(Provided data)
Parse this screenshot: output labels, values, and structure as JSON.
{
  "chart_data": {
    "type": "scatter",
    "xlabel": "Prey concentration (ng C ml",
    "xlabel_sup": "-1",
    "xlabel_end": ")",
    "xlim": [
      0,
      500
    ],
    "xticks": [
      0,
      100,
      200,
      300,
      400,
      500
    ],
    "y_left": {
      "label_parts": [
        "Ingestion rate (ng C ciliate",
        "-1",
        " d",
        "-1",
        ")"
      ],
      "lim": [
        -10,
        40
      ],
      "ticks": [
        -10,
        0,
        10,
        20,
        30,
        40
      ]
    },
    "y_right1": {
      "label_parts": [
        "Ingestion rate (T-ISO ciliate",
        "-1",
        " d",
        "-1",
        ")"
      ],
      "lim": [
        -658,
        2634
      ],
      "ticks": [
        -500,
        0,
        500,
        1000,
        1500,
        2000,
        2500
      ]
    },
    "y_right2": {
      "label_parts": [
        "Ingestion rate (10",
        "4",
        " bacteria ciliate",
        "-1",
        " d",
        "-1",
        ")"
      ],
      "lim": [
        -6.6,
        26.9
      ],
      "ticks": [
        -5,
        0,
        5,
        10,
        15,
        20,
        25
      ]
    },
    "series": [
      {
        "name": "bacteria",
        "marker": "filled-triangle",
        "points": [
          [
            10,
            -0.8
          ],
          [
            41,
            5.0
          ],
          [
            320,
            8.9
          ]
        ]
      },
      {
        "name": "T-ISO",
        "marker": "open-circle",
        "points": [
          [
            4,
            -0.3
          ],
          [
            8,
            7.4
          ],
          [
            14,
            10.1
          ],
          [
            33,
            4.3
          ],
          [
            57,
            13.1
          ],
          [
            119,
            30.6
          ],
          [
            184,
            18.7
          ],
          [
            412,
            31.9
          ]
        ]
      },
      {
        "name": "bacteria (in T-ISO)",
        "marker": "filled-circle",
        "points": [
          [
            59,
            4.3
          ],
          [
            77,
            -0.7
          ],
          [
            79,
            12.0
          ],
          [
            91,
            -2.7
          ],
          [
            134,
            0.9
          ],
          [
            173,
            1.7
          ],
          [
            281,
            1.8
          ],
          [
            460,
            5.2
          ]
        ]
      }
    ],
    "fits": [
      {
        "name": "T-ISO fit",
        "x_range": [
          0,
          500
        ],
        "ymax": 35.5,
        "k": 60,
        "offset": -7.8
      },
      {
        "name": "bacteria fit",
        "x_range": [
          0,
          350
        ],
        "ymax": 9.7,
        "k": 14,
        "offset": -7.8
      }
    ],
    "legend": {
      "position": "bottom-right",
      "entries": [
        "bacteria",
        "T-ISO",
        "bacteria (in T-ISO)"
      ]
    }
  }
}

(Work required)
For the data above, state only how many lines include the word "rate".

(Task answer)
3